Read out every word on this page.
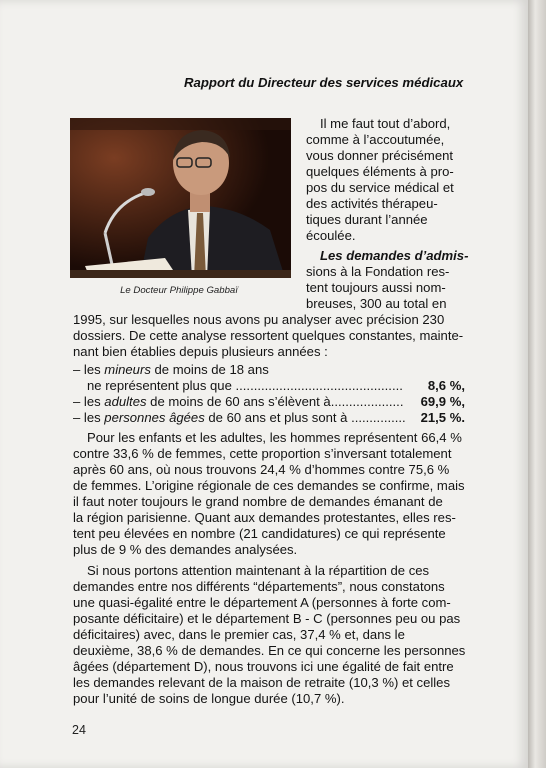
Rapport du Directeur des services médicaux
Le Docteur Philippe Gabbaï
Il me faut tout d’abord,
comme à l’accoutumée,
vous donner précisément
quelques éléments à pro-
pos du service médical et
des activités thérapeu-
tiques durant l’année
écoulée.
Les demandes d’admis-
sions à la Fondation res-
tent toujours aussi nom-
breuses, 300 au total en
1995, sur lesquelles nous avons pu analyser avec précision 230
dossiers. De cette analyse ressortent quelques constantes, mainte-
nant bien établies depuis plusieurs années :
– les mineurs de moins de 18 ans
ne représentent plus que .............................................. 8,6 %,
– les adultes de moins de 60 ans s’élèvent à.................... 69,9 %,
– les personnes âgées de 60 ans et plus sont à ............... 21,5 %.
Pour les enfants et les adultes, les hommes représentent 66,4 %
contre 33,6 % de femmes, cette proportion s’inversant totalement
après 60 ans, où nous trouvons 24,4 % d’hommes contre 75,6 %
de femmes. L’origine régionale de ces demandes se confirme, mais
il faut noter toujours le grand nombre de demandes émanant de
la région parisienne. Quant aux demandes protestantes, elles res-
tent peu élevées en nombre (21 candidatures) ce qui représente
plus de 9 % des demandes analysées.
Si nous portons attention maintenant à la répartition de ces
demandes entre nos différents “départements”, nous constatons
une quasi-égalité entre le département A (personnes à forte com-
posante déficitaire) et le département B - C (personnes peu ou pas
déficitaires) avec, dans le premier cas, 37,4 % et, dans le
deuxième, 38,6 % de demandes. En ce qui concerne les personnes
âgées (département D), nous trouvons ici une égalité de fait entre
les demandes relevant de la maison de retraite (10,3 %) et celles
pour l’unité de soins de longue durée (10,7 %).
24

● ● ●

## Your instructions
Every record is to be reproduced exactly, with no pictures included.

## Complete answer
Read out every word on this page.
Rapport du Directeur des services médicaux
Le Docteur Philippe Gabbaï
Il me faut tout d’abord,
comme à l’accoutumée,
vous donner précisément
quelques éléments à pro-
pos du service médical et
des activités thérapeu-
tiques durant l’année
écoulée.
Les demandes d’admis-
sions à la Fondation res-
tent toujours aussi nom-
breuses, 300 au total en
1995, sur lesquelles nous avons pu analyser avec précision 230
dossiers. De cette analyse ressortent quelques constantes, mainte-
nant bien établies depuis plusieurs années :
– les mineurs de moins de 18 ans
ne représentent plus que .............................................. 8,6 %,
– les adultes de moins de 60 ans s’élèvent à.................... 69,9 %,
– les personnes âgées de 60 ans et plus sont à ............... 21,5 %.
Pour les enfants et les adultes, les hommes représentent 66,4 %
contre 33,6 % de femmes, cette proportion s’inversant totalement
après 60 ans, où nous trouvons 24,4 % d’hommes contre 75,6 %
de femmes. L’origine régionale de ces demandes se confirme, mais
il faut noter toujours le grand nombre de demandes émanant de
la région parisienne. Quant aux demandes protestantes, elles res-
tent peu élevées en nombre (21 candidatures) ce qui représente
plus de 9 % des demandes analysées.
Si nous portons attention maintenant à la répartition de ces
demandes entre nos différents “départements”, nous constatons
une quasi-égalité entre le département A (personnes à forte com-
posante déficitaire) et le département B - C (personnes peu ou pas
déficitaires) avec, dans le premier cas, 37,4 % et, dans le
deuxième, 38,6 % de demandes. En ce qui concerne les personnes
âgées (département D), nous trouvons ici une égalité de fait entre
les demandes relevant de la maison de retraite (10,3 %) et celles
pour l’unité de soins de longue durée (10,7 %).
24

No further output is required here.